▸ Exercise requirements
Reproduce the listing verbatim.

--- Begin ---

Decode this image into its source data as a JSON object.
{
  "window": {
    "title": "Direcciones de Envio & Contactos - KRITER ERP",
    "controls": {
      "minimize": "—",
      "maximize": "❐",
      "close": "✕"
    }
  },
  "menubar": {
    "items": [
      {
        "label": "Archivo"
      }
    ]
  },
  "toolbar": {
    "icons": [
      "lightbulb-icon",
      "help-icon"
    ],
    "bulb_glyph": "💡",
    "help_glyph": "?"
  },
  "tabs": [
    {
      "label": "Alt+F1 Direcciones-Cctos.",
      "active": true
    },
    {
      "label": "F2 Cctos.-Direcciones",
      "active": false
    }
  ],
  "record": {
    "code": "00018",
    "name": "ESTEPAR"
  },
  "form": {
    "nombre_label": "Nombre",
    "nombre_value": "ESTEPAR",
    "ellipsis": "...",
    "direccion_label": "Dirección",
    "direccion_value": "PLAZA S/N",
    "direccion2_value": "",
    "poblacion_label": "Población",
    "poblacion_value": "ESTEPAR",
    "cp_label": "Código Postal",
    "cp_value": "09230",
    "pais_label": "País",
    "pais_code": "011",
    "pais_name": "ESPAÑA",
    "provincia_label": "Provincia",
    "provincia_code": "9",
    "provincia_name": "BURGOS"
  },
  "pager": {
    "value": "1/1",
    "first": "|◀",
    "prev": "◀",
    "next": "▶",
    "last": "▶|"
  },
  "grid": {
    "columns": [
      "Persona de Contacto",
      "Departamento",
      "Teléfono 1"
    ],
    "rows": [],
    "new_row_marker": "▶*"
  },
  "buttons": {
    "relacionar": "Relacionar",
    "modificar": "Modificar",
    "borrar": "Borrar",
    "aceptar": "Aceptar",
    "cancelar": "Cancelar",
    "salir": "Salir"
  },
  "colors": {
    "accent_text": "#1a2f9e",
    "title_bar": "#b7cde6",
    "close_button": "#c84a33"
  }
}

--- End ---

▸ Written response
Decode this image into its source data as a JSON object.
{
  "window": {
    "title": "Direcciones de Envio & Contactos - KRITER ERP",
    "controls": {
      "minimize": "—",
      "maximize": "❐",
      "close": "✕"
    }
  },
  "menubar": {
    "items": [
      {
        "label": "Archivo"
      }
    ]
  },
  "toolbar": {
    "icons": [
      "lightbulb-icon",
      "help-icon"
    ],
    "bulb_glyph": "💡",
    "help_glyph": "?"
  },
  "tabs": [
    {
      "label": "Alt+F1 Direcciones-Cctos.",
      "active": true
    },
    {
      "label": "F2 Cctos.-Direcciones",
      "active": false
    }
  ],
  "record": {
    "code": "00018",
    "name": "ESTEPAR"
  },
  "form": {
    "nombre_label": "Nombre",
    "nombre_value": "ESTEPAR",
    "ellipsis": "...",
    "direccion_label": "Dirección",
    "direccion_value": "PLAZA S/N",
    "direccion2_value": "",
    "poblacion_label": "Población",
    "poblacion_value": "ESTEPAR",
    "cp_label": "Código Postal",
    "cp_value": "09230",
    "pais_label": "País",
    "pais_code": "011",
    "pais_name": "ESPAÑA",
    "provincia_label": "Provincia",
    "provincia_code": "9",
    "provincia_name": "BURGOS"
  },
  "pager": {
    "value": "1/1",
    "first": "|◀",
    "prev": "◀",
    "next": "▶",
    "last": "▶|"
  },
  "grid": {
    "columns": [
      "Persona de Contacto",
      "Departamento",
      "Teléfono 1"
    ],
    "rows": [],
    "new_row_marker": "▶*"
  },
  "buttons": {
    "relacionar": "Relacionar",
    "modificar": "Modificar",
    "borrar": "Borrar",
    "aceptar": "Aceptar",
    "cancelar": "Cancelar",
    "salir": "Salir"
  },
  "colors": {
    "accent_text": "#1a2f9e",
    "title_bar": "#b7cde6",
    "close_button": "#c84a33"
  }
}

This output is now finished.